### MATERIAL FOR THIS EXERCISE
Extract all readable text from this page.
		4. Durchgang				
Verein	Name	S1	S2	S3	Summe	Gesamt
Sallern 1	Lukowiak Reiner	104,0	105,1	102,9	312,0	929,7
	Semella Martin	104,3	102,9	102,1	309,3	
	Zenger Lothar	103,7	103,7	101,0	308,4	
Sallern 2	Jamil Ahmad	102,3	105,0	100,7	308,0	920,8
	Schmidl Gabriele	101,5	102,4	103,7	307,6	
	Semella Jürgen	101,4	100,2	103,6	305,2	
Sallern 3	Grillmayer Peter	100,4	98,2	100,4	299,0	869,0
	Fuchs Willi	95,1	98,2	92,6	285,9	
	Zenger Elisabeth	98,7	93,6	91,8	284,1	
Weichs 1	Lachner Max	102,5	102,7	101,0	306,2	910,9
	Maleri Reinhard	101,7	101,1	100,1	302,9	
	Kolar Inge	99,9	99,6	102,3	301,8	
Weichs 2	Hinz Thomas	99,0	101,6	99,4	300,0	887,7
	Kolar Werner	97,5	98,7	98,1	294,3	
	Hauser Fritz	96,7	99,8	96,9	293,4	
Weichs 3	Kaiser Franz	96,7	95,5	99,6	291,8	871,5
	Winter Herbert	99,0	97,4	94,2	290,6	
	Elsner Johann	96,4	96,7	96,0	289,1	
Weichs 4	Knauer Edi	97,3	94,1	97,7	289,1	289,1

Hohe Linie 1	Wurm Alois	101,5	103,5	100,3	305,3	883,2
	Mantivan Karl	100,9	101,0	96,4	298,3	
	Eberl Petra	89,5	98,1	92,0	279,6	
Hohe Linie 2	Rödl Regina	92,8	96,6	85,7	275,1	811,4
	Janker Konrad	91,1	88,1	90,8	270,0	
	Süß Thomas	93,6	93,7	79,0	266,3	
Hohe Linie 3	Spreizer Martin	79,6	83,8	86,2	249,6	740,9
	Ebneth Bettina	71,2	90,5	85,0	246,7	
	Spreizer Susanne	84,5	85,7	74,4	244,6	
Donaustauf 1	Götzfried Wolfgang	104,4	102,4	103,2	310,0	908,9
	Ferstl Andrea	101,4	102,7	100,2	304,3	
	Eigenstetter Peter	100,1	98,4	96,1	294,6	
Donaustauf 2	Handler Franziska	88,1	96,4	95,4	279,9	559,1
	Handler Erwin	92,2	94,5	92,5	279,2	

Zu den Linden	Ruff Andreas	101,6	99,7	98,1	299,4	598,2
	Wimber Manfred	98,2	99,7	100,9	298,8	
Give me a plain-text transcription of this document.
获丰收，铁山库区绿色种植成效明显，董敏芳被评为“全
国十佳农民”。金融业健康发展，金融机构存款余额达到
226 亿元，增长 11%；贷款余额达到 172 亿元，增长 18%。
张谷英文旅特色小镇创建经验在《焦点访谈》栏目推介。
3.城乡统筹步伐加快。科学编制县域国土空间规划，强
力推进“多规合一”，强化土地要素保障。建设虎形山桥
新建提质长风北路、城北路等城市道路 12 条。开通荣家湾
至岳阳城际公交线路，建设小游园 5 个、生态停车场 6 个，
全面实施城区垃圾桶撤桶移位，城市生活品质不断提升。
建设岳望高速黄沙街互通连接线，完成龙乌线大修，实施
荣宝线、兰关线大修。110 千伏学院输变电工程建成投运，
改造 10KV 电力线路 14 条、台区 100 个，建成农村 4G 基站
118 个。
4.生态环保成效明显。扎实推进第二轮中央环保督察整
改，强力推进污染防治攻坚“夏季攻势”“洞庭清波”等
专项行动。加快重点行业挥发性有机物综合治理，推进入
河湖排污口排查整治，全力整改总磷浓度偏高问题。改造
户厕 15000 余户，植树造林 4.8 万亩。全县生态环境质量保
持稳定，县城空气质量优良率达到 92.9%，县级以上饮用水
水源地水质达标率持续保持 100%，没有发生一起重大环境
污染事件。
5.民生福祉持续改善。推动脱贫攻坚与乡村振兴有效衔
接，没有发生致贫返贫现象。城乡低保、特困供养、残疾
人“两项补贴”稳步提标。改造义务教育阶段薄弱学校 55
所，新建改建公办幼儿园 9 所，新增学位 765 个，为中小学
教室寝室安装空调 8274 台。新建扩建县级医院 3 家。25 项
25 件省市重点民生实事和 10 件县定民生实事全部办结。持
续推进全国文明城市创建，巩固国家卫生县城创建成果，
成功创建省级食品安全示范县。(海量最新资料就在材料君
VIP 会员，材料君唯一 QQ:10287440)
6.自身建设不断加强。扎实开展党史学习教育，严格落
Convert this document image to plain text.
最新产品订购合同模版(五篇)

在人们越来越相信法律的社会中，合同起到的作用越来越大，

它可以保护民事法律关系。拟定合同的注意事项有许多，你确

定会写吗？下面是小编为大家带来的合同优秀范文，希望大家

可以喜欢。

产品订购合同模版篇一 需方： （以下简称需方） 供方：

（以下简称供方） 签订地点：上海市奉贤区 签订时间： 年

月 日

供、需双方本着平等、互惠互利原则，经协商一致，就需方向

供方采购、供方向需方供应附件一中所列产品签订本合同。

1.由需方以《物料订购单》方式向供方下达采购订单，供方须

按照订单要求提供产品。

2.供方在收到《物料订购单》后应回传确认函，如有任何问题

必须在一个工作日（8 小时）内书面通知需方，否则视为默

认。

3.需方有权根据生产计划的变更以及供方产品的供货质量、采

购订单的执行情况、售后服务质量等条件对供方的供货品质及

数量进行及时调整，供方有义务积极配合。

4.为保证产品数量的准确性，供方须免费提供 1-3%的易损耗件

### SHORT TASK
Only the lines from the one containing "Convert this document image to plain text." to the end of the records should be repeated, exactly as they appear.

### CORRECT RESPONSE
Convert this document image to plain text.
最新产品订购合同模版(五篇)

在人们越来越相信法律的社会中，合同起到的作用越来越大，

它可以保护民事法律关系。拟定合同的注意事项有许多，你确

定会写吗？下面是小编为大家带来的合同优秀范文，希望大家

可以喜欢。

产品订购合同模版篇一 需方： （以下简称需方） 供方：

（以下简称供方） 签订地点：上海市奉贤区 签订时间： 年

月 日

供、需双方本着平等、互惠互利原则，经协商一致，就需方向

供方采购、供方向需方供应附件一中所列产品签订本合同。

1.由需方以《物料订购单》方式向供方下达采购订单，供方须

按照订单要求提供产品。

2.供方在收到《物料订购单》后应回传确认函，如有任何问题

必须在一个工作日（8 小时）内书面通知需方，否则视为默

认。

3.需方有权根据生产计划的变更以及供方产品的供货质量、采

购订单的执行情况、售后服务质量等条件对供方的供货品质及

数量进行及时调整，供方有义务积极配合。

4.为保证产品数量的准确性，供方须免费提供 1-3%的易损耗件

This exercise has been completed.